Input for this task
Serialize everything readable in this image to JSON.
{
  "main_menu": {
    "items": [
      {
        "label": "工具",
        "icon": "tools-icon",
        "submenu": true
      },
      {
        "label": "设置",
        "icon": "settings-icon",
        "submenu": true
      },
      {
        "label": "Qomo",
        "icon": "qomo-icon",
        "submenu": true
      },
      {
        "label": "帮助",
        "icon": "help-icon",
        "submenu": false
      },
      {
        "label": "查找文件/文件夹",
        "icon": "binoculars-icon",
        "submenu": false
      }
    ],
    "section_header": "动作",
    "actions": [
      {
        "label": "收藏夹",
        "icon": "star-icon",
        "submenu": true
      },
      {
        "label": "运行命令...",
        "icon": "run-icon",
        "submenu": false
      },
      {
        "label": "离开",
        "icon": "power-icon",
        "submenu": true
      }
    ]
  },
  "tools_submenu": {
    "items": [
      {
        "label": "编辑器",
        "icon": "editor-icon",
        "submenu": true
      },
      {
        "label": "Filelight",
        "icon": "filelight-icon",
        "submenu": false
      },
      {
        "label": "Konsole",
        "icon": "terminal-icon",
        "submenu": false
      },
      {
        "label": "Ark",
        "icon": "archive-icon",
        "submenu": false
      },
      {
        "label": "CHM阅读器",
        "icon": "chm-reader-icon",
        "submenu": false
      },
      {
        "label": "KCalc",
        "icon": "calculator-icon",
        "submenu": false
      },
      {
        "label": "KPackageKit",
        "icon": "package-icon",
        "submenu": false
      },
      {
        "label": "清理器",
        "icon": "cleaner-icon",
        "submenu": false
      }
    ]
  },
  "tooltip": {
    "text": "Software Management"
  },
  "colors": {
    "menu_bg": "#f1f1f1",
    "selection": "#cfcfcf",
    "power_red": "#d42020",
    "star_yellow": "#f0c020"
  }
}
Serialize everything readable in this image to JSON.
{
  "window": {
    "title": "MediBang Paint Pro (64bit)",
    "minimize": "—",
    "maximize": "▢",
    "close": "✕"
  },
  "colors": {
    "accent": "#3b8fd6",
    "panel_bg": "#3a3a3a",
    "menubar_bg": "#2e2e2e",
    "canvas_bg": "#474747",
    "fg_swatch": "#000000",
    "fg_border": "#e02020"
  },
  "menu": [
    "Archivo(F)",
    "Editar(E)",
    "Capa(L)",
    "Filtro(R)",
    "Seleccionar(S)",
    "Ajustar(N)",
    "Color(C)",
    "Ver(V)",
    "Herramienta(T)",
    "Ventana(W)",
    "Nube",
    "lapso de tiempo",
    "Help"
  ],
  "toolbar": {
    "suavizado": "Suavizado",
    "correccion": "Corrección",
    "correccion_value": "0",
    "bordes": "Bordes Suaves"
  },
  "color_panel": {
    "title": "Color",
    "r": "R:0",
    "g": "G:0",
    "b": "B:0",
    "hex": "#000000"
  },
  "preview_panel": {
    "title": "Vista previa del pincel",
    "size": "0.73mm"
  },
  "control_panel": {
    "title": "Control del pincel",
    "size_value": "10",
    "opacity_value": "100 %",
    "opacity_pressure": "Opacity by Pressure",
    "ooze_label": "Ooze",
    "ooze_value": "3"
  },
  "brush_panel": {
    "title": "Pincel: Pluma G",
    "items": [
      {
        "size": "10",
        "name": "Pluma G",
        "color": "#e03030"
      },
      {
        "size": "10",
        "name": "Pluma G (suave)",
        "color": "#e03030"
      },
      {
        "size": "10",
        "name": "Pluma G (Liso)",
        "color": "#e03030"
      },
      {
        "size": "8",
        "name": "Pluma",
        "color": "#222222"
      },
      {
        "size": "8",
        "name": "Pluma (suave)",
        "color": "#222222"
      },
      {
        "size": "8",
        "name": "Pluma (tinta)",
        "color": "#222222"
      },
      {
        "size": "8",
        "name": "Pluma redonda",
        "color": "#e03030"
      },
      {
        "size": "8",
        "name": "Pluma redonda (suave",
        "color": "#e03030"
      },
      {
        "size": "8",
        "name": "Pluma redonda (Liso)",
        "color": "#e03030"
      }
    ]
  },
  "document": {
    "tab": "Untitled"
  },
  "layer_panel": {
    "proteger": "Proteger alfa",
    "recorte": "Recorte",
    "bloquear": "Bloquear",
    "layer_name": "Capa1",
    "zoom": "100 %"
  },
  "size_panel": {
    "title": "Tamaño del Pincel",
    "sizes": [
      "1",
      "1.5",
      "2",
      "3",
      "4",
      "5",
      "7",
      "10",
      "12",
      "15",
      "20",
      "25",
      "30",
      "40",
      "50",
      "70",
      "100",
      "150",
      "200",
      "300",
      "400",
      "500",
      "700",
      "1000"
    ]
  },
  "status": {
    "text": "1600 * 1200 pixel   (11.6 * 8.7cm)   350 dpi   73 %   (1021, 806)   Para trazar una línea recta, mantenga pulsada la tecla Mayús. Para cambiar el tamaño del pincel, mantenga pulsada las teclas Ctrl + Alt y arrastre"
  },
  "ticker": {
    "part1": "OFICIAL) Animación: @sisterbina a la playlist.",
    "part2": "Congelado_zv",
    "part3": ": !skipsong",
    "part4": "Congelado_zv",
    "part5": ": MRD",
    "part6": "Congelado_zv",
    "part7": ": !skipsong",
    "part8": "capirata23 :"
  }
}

Required work
Would you write down every record again, exactly?

Result for this exercise
Serialize everything readable in this image to JSON.
{
  "main_menu": {
    "items": [
      {
        "label": "工具",
        "icon": "tools-icon",
        "submenu": true
      },
      {
        "label": "设置",
        "icon": "settings-icon",
        "submenu": true
      },
      {
        "label": "Qomo",
        "icon": "qomo-icon",
        "submenu": true
      },
      {
        "label": "帮助",
        "icon": "help-icon",
        "submenu": false
      },
      {
        "label": "查找文件/文件夹",
        "icon": "binoculars-icon",
        "submenu": false
      }
    ],
    "section_header": "动作",
    "actions": [
      {
        "label": "收藏夹",
        "icon": "star-icon",
        "submenu": true
      },
      {
        "label": "运行命令...",
        "icon": "run-icon",
        "submenu": false
      },
      {
        "label": "离开",
        "icon": "power-icon",
        "submenu": true
      }
    ]
  },
  "tools_submenu": {
    "items": [
      {
        "label": "编辑器",
        "icon": "editor-icon",
        "submenu": true
      },
      {
        "label": "Filelight",
        "icon": "filelight-icon",
        "submenu": false
      },
      {
        "label": "Konsole",
        "icon": "terminal-icon",
        "submenu": false
      },
      {
        "label": "Ark",
        "icon": "archive-icon",
        "submenu": false
      },
      {
        "label": "CHM阅读器",
        "icon": "chm-reader-icon",
        "submenu": false
      },
      {
        "label": "KCalc",
        "icon": "calculator-icon",
        "submenu": false
      },
      {
        "label": "KPackageKit",
        "icon": "package-icon",
        "submenu": false
      },
      {
        "label": "清理器",
        "icon": "cleaner-icon",
        "submenu": false
      }
    ]
  },
  "tooltip": {
    "text": "Software Management"
  },
  "colors": {
    "menu_bg": "#f1f1f1",
    "selection": "#cfcfcf",
    "power_red": "#d42020",
    "star_yellow": "#f0c020"
  }
}
Serialize everything readable in this image to JSON.
{
  "window": {
    "title": "MediBang Paint Pro (64bit)",
    "minimize": "—",
    "maximize": "▢",
    "close": "✕"
  },
  "colors": {
    "accent": "#3b8fd6",
    "panel_bg": "#3a3a3a",
    "menubar_bg": "#2e2e2e",
    "canvas_bg": "#474747",
    "fg_swatch": "#000000",
    "fg_border": "#e02020"
  },
  "menu": [
    "Archivo(F)",
    "Editar(E)",
    "Capa(L)",
    "Filtro(R)",
    "Seleccionar(S)",
    "Ajustar(N)",
    "Color(C)",
    "Ver(V)",
    "Herramienta(T)",
    "Ventana(W)",
    "Nube",
    "lapso de tiempo",
    "Help"
  ],
  "toolbar": {
    "suavizado": "Suavizado",
    "correccion": "Corrección",
    "correccion_value": "0",
    "bordes": "Bordes Suaves"
  },
  "color_panel": {
    "title": "Color",
    "r": "R:0",
    "g": "G:0",
    "b": "B:0",
    "hex": "#000000"
  },
  "preview_panel": {
    "title": "Vista previa del pincel",
    "size": "0.73mm"
  },
  "control_panel": {
    "title": "Control del pincel",
    "size_value": "10",
    "opacity_value": "100 %",
    "opacity_pressure": "Opacity by Pressure",
    "ooze_label": "Ooze",
    "ooze_value": "3"
  },
  "brush_panel": {
    "title": "Pincel: Pluma G",
    "items": [
      {
        "size": "10",
        "name": "Pluma G",
        "color": "#e03030"
      },
      {
        "size": "10",
        "name": "Pluma G (suave)",
        "color": "#e03030"
      },
      {
        "size": "10",
        "name": "Pluma G (Liso)",
        "color": "#e03030"
      },
      {
        "size": "8",
        "name": "Pluma",
        "color": "#222222"
      },
      {
        "size": "8",
        "name": "Pluma (suave)",
        "color": "#222222"
      },
      {
        "size": "8",
        "name": "Pluma (tinta)",
        "color": "#222222"
      },
      {
        "size": "8",
        "name": "Pluma redonda",
        "color": "#e03030"
      },
      {
        "size": "8",
        "name": "Pluma redonda (suave",
        "color": "#e03030"
      },
      {
        "size": "8",
        "name": "Pluma redonda (Liso)",
        "color": "#e03030"
      }
    ]
  },
  "document": {
    "tab": "Untitled"
  },
  "layer_panel": {
    "proteger": "Proteger alfa",
    "recorte": "Recorte",
    "bloquear": "Bloquear",
    "layer_name": "Capa1",
    "zoom": "100 %"
  },
  "size_panel": {
    "title": "Tamaño del Pincel",
    "sizes": [
      "1",
      "1.5",
      "2",
      "3",
      "4",
      "5",
      "7",
      "10",
      "12",
      "15",
      "20",
      "25",
      "30",
      "40",
      "50",
      "70",
      "100",
      "150",
      "200",
      "300",
      "400",
      "500",
      "700",
      "1000"
    ]
  },
  "status": {
    "text": "1600 * 1200 pixel   (11.6 * 8.7cm)   350 dpi   73 %   (1021, 806)   Para trazar una línea recta, mantenga pulsada la tecla Mayús. Para cambiar el tamaño del pincel, mantenga pulsada las teclas Ctrl + Alt y arrastre"
  },
  "ticker": {
    "part1": "OFICIAL) Animación: @sisterbina a la playlist.",
    "part2": "Congelado_zv",
    "part3": ": !skipsong",
    "part4": "Congelado_zv",
    "part5": ": MRD",
    "part6": "Congelado_zv",
    "part7": ": !skipsong",
    "part8": "capirata23 :"
  }
}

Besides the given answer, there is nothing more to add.